- Goal of the exercise -
Wherever a line below holds the word "operation", copy that line.

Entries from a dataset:
- - - - - - -
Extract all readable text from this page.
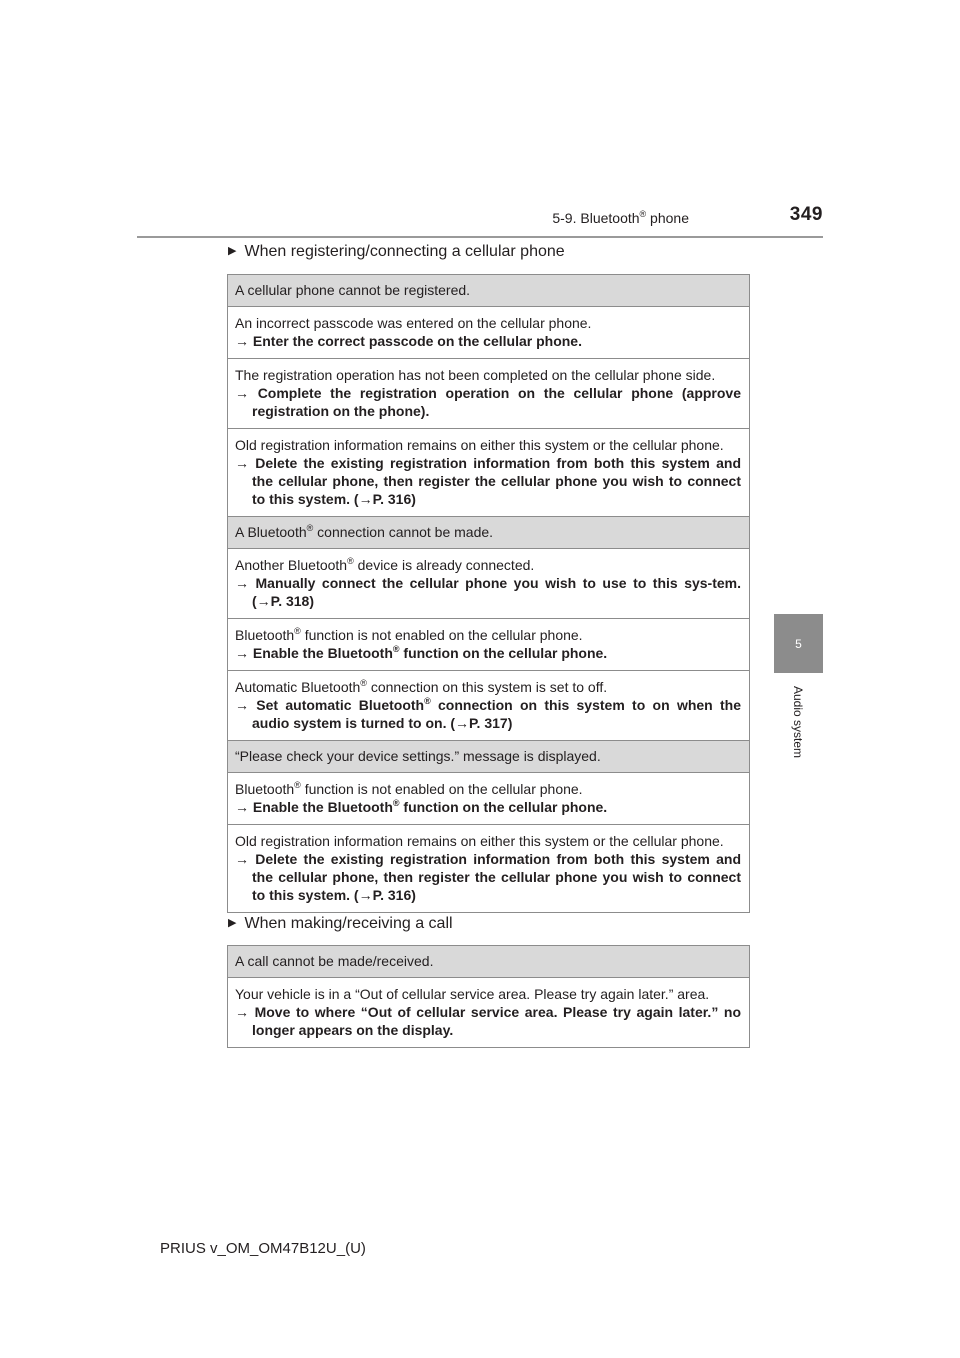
5-9. Bluetooth® phone	349
5
Audio system
▶ When registering/connecting a cellular phone
A cellular phone cannot be registered.
An incorrect passcode was entered on the cellular phone.
→ Enter the correct passcode on the cellular phone.
The registration operation has not been completed on the cellular phone side.
→ Complete the registration operation on the cellular phone (approve registration on the phone).
Old registration information remains on either this system or the cellular phone.
→ Delete the existing registration information from both this system and the cellular phone, then register the cellular phone you wish to connect to this system. (→P. 316)
A Bluetooth® connection cannot be made.
Another Bluetooth® device is already connected.
→ Manually connect the cellular phone you wish to use to this sys-tem. (→P. 318)
Bluetooth® function is not enabled on the cellular phone.
→ Enable the Bluetooth® function on the cellular phone.
Automatic Bluetooth® connection on this system is set to off.
→ Set automatic Bluetooth® connection on this system to on when the audio system is turned to on. (→P. 317)
“Please check your device settings.” message is displayed.
Bluetooth® function is not enabled on the cellular phone.
→ Enable the Bluetooth® function on the cellular phone.
Old registration information remains on either this system or the cellular phone.
→ Delete the existing registration information from both this system and the cellular phone, then register the cellular phone you wish to connect to this system. (→P. 316)
▶ When making/receiving a call
A call cannot be made/received.
Your vehicle is in a “Out of cellular service area. Please try again later.” area.
→ Move to where “Out of cellular service area. Please try again later.” no longer appears on the display.
PRIUS v_OM_OM47B12U_(U)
- - - - - - -
- Solution below -
The registration operation has not been completed on the cellular phone side.
→ Complete the registration operation on the cellular phone (approve registration on the phone).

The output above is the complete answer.